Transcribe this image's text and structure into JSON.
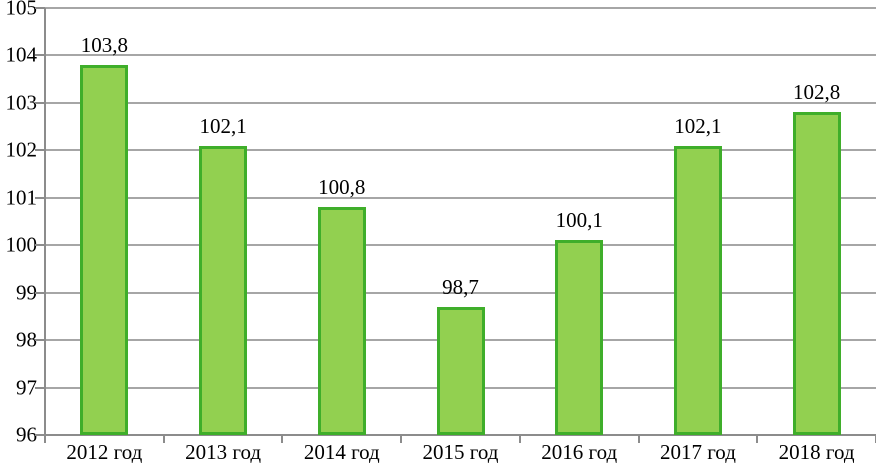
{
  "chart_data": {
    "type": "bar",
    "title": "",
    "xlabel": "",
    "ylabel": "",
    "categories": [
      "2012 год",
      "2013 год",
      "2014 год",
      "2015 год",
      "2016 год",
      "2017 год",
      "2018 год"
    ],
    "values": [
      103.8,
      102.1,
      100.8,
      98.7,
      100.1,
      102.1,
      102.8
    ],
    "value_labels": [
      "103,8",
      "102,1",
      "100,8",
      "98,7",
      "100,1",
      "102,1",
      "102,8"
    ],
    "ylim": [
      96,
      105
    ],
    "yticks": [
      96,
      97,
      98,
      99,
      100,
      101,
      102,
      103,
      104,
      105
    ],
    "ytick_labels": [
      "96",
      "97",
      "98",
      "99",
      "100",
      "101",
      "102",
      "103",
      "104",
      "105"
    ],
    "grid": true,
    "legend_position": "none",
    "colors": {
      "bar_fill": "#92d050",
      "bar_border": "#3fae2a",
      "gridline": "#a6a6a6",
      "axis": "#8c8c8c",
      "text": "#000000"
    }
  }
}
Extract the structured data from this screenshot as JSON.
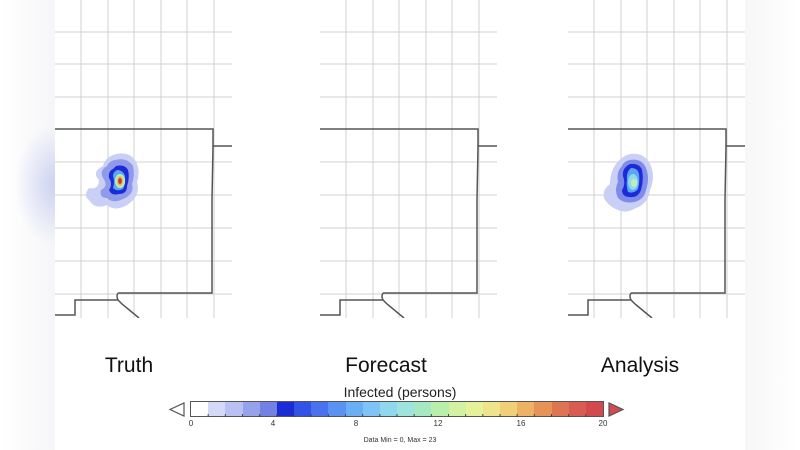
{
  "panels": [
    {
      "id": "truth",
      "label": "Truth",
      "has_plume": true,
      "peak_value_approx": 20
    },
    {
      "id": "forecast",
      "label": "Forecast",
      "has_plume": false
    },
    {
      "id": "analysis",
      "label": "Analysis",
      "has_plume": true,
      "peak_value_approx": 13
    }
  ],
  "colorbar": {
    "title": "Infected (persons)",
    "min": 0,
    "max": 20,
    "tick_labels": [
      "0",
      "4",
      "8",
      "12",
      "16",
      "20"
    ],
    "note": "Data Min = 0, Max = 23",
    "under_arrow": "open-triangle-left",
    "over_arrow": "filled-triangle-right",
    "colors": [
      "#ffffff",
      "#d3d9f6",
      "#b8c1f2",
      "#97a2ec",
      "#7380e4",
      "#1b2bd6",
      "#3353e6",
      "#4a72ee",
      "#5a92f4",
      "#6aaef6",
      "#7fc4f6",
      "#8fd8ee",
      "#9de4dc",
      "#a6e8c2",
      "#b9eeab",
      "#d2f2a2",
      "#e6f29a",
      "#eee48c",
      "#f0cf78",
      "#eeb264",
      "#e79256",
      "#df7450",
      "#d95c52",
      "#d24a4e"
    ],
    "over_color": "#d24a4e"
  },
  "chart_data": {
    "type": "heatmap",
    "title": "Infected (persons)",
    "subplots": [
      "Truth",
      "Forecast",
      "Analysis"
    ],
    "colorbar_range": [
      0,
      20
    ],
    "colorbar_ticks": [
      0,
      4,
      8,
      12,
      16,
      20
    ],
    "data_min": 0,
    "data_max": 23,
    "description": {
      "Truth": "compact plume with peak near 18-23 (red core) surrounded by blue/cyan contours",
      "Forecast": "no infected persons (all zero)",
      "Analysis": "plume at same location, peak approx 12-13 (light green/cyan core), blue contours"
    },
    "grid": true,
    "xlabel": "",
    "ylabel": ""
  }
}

* * *

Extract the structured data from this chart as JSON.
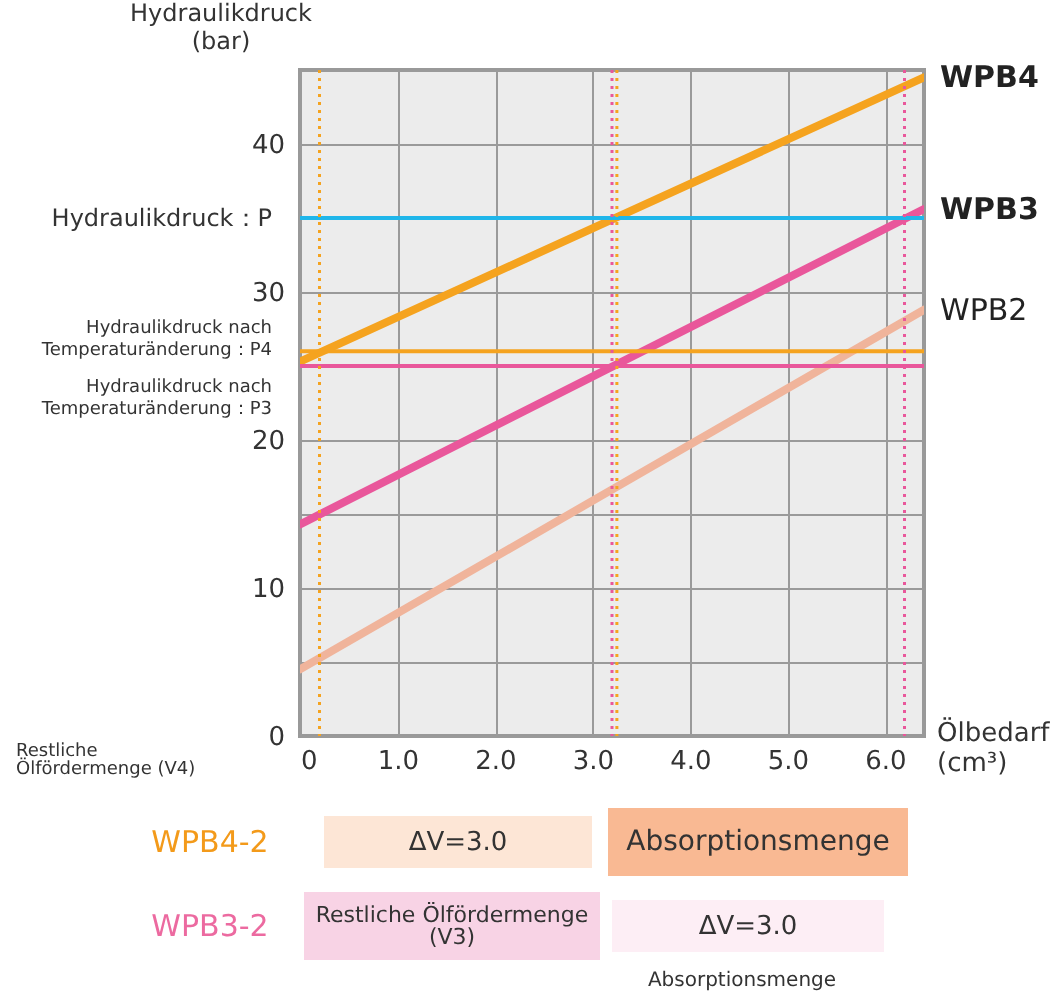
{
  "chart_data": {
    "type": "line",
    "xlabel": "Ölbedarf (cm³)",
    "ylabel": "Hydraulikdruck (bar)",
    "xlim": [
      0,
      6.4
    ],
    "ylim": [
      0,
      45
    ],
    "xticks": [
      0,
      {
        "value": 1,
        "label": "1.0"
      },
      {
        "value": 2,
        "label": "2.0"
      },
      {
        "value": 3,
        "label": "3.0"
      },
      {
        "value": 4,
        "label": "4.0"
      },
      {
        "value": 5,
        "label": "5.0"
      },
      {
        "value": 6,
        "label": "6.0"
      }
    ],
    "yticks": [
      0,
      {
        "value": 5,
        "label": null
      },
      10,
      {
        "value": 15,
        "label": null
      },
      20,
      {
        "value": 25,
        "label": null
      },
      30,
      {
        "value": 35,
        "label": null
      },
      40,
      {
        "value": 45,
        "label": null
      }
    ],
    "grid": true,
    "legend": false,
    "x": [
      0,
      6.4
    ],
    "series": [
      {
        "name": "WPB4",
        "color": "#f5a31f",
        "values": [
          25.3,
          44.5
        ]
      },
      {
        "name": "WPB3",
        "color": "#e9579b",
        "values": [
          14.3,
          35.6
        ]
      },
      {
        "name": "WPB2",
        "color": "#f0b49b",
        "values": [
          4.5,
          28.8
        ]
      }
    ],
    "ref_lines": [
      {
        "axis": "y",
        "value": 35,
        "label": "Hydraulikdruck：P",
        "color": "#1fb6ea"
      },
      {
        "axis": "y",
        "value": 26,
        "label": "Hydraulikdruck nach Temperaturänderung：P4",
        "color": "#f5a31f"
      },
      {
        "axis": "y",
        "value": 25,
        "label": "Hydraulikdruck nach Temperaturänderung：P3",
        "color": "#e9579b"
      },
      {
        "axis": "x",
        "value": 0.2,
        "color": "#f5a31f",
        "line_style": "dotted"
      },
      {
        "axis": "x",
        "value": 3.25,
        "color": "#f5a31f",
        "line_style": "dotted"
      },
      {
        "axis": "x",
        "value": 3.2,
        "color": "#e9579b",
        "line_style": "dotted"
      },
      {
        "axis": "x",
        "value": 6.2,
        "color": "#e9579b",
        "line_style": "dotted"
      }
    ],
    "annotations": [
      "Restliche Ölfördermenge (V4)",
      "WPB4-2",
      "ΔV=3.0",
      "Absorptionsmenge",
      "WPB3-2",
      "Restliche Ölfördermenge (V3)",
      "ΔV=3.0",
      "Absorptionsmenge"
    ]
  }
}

* * *

Objective :: Show each line of the data that contains the string "Ölfördermenge".

Answer for the task ::
      "Restliche Ölfördermenge (V4)",
      "Restliche Ölfördermenge (V3)",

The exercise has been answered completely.